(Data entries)
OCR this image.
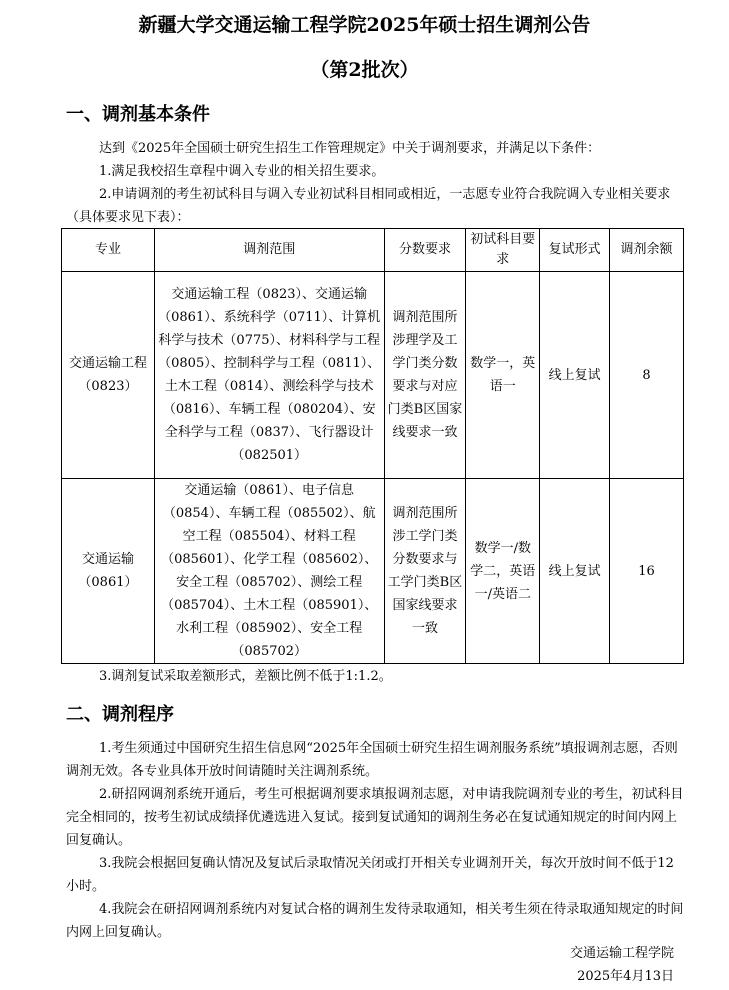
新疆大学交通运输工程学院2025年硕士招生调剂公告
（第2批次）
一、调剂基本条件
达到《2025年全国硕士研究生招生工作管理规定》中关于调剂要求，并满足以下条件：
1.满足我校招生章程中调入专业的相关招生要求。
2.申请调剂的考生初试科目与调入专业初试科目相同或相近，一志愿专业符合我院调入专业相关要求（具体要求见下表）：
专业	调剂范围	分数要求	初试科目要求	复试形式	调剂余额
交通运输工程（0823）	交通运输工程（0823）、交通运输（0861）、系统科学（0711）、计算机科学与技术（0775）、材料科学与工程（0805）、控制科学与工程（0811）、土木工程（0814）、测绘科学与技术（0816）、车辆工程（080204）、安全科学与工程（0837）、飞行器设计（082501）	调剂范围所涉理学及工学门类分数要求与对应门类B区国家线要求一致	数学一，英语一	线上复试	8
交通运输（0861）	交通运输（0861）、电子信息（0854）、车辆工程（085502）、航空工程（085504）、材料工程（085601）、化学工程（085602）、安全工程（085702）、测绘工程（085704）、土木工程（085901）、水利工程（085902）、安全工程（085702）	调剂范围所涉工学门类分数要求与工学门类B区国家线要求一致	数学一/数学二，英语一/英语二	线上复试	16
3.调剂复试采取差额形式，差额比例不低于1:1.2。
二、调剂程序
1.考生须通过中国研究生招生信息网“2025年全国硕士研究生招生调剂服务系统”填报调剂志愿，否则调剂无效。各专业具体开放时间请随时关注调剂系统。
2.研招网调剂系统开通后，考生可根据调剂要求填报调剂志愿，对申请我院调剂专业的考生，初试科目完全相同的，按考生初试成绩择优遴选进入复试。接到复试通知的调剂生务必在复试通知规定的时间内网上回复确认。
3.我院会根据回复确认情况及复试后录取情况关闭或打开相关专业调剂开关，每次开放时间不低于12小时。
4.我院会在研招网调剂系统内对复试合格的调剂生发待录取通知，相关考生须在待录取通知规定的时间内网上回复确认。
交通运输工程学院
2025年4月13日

*What the task asks*
Quote in full the listing given above; the images are to be left out.

*Problem solution*
OCR this image.
新疆大学交通运输工程学院2025年硕士招生调剂公告
（第2批次）
一、调剂基本条件
达到《2025年全国硕士研究生招生工作管理规定》中关于调剂要求，并满足以下条件：
1.满足我校招生章程中调入专业的相关招生要求。
2.申请调剂的考生初试科目与调入专业初试科目相同或相近，一志愿专业符合我院调入专业相关要求（具体要求见下表）：
专业	调剂范围	分数要求	初试科目要求	复试形式	调剂余额
交通运输工程（0823）	交通运输工程（0823）、交通运输（0861）、系统科学（0711）、计算机科学与技术（0775）、材料科学与工程（0805）、控制科学与工程（0811）、土木工程（0814）、测绘科学与技术（0816）、车辆工程（080204）、安全科学与工程（0837）、飞行器设计（082501）	调剂范围所涉理学及工学门类分数要求与对应门类B区国家线要求一致	数学一，英语一	线上复试	8
交通运输（0861）	交通运输（0861）、电子信息（0854）、车辆工程（085502）、航空工程（085504）、材料工程（085601）、化学工程（085602）、安全工程（085702）、测绘工程（085704）、土木工程（085901）、水利工程（085902）、安全工程（085702）	调剂范围所涉工学门类分数要求与工学门类B区国家线要求一致	数学一/数学二，英语一/英语二	线上复试	16
3.调剂复试采取差额形式，差额比例不低于1:1.2。
二、调剂程序
1.考生须通过中国研究生招生信息网“2025年全国硕士研究生招生调剂服务系统”填报调剂志愿，否则调剂无效。各专业具体开放时间请随时关注调剂系统。
2.研招网调剂系统开通后，考生可根据调剂要求填报调剂志愿，对申请我院调剂专业的考生，初试科目完全相同的，按考生初试成绩择优遴选进入复试。接到复试通知的调剂生务必在复试通知规定的时间内网上回复确认。
3.我院会根据回复确认情况及复试后录取情况关闭或打开相关专业调剂开关，每次开放时间不低于12小时。
4.我院会在研招网调剂系统内对复试合格的调剂生发待录取通知，相关考生须在待录取通知规定的时间内网上回复确认。
交通运输工程学院
2025年4月13日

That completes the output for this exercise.